===== Stored rows =====

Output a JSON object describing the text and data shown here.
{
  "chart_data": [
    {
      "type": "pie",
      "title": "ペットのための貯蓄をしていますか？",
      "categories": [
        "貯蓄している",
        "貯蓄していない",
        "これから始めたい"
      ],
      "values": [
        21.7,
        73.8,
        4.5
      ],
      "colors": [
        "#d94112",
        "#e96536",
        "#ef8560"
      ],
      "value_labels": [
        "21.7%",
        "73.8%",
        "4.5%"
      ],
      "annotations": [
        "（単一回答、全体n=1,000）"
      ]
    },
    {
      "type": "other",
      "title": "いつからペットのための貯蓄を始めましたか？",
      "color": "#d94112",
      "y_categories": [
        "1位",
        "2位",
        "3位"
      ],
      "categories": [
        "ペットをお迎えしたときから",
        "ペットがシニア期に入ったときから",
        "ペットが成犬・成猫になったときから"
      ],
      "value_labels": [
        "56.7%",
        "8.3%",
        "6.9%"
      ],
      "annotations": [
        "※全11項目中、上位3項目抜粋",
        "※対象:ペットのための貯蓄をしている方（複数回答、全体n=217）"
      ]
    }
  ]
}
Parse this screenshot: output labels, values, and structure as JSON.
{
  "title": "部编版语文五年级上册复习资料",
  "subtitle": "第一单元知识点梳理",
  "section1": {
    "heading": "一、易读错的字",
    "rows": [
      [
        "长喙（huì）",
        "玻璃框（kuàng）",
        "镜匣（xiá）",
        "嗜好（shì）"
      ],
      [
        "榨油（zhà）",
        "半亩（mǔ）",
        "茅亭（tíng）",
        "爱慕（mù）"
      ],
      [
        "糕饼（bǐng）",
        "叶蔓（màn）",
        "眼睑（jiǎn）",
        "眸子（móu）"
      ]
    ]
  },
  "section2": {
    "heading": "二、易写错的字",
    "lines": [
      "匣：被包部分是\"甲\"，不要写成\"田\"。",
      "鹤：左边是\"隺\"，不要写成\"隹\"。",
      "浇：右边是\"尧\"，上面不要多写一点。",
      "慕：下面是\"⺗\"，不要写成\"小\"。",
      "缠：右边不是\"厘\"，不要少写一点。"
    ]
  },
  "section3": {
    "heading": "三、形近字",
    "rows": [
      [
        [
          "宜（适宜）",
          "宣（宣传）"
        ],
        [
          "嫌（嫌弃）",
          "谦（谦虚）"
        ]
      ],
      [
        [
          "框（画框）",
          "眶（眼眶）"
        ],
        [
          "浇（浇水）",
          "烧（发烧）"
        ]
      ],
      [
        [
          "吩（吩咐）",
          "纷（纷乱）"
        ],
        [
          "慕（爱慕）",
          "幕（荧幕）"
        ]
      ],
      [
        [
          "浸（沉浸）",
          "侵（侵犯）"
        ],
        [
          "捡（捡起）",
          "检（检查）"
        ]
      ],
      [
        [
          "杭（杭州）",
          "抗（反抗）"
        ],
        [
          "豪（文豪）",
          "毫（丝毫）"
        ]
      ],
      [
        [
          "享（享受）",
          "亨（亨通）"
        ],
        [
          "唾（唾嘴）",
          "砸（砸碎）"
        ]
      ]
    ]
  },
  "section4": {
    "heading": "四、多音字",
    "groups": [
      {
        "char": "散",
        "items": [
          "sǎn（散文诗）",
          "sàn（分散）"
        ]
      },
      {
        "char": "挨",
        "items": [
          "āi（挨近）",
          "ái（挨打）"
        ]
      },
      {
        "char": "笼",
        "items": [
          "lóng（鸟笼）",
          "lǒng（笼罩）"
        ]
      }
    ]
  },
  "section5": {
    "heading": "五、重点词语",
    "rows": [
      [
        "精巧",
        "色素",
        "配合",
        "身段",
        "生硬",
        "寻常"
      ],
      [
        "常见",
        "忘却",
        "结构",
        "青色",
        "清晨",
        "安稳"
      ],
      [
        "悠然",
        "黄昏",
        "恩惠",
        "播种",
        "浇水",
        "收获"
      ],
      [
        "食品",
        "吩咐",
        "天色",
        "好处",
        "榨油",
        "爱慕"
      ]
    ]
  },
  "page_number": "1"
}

=====

Write the listing out again, exactly as shown above.

Answer to this problem →
Output a JSON object describing the text and data shown here.
{
  "chart_data": [
    {
      "type": "pie",
      "title": "ペットのための貯蓄をしていますか？",
      "categories": [
        "貯蓄している",
        "貯蓄していない",
        "これから始めたい"
      ],
      "values": [
        21.7,
        73.8,
        4.5
      ],
      "colors": [
        "#d94112",
        "#e96536",
        "#ef8560"
      ],
      "value_labels": [
        "21.7%",
        "73.8%",
        "4.5%"
      ],
      "annotations": [
        "（単一回答、全体n=1,000）"
      ]
    },
    {
      "type": "other",
      "title": "いつからペットのための貯蓄を始めましたか？",
      "color": "#d94112",
      "y_categories": [
        "1位",
        "2位",
        "3位"
      ],
      "categories": [
        "ペットをお迎えしたときから",
        "ペットがシニア期に入ったときから",
        "ペットが成犬・成猫になったときから"
      ],
      "value_labels": [
        "56.7%",
        "8.3%",
        "6.9%"
      ],
      "annotations": [
        "※全11項目中、上位3項目抜粋",
        "※対象:ペットのための貯蓄をしている方（複数回答、全体n=217）"
      ]
    }
  ]
}
Parse this screenshot: output labels, values, and structure as JSON.
{
  "title": "部编版语文五年级上册复习资料",
  "subtitle": "第一单元知识点梳理",
  "section1": {
    "heading": "一、易读错的字",
    "rows": [
      [
        "长喙（huì）",
        "玻璃框（kuàng）",
        "镜匣（xiá）",
        "嗜好（shì）"
      ],
      [
        "榨油（zhà）",
        "半亩（mǔ）",
        "茅亭（tíng）",
        "爱慕（mù）"
      ],
      [
        "糕饼（bǐng）",
        "叶蔓（màn）",
        "眼睑（jiǎn）",
        "眸子（móu）"
      ]
    ]
  },
  "section2": {
    "heading": "二、易写错的字",
    "lines": [
      "匣：被包部分是\"甲\"，不要写成\"田\"。",
      "鹤：左边是\"隺\"，不要写成\"隹\"。",
      "浇：右边是\"尧\"，上面不要多写一点。",
      "慕：下面是\"⺗\"，不要写成\"小\"。",
      "缠：右边不是\"厘\"，不要少写一点。"
    ]
  },
  "section3": {
    "heading": "三、形近字",
    "rows": [
      [
        [
          "宜（适宜）",
          "宣（宣传）"
        ],
        [
          "嫌（嫌弃）",
          "谦（谦虚）"
        ]
      ],
      [
        [
          "框（画框）",
          "眶（眼眶）"
        ],
        [
          "浇（浇水）",
          "烧（发烧）"
        ]
      ],
      [
        [
          "吩（吩咐）",
          "纷（纷乱）"
        ],
        [
          "慕（爱慕）",
          "幕（荧幕）"
        ]
      ],
      [
        [
          "浸（沉浸）",
          "侵（侵犯）"
        ],
        [
          "捡（捡起）",
          "检（检查）"
        ]
      ],
      [
        [
          "杭（杭州）",
          "抗（反抗）"
        ],
        [
          "豪（文豪）",
          "毫（丝毫）"
        ]
      ],
      [
        [
          "享（享受）",
          "亨（亨通）"
        ],
        [
          "唾（唾嘴）",
          "砸（砸碎）"
        ]
      ]
    ]
  },
  "section4": {
    "heading": "四、多音字",
    "groups": [
      {
        "char": "散",
        "items": [
          "sǎn（散文诗）",
          "sàn（分散）"
        ]
      },
      {
        "char": "挨",
        "items": [
          "āi（挨近）",
          "ái（挨打）"
        ]
      },
      {
        "char": "笼",
        "items": [
          "lóng（鸟笼）",
          "lǒng（笼罩）"
        ]
      }
    ]
  },
  "section5": {
    "heading": "五、重点词语",
    "rows": [
      [
        "精巧",
        "色素",
        "配合",
        "身段",
        "生硬",
        "寻常"
      ],
      [
        "常见",
        "忘却",
        "结构",
        "青色",
        "清晨",
        "安稳"
      ],
      [
        "悠然",
        "黄昏",
        "恩惠",
        "播种",
        "浇水",
        "收获"
      ],
      [
        "食品",
        "吩咐",
        "天色",
        "好处",
        "榨油",
        "爱慕"
      ]
    ]
  },
  "page_number": "1"
}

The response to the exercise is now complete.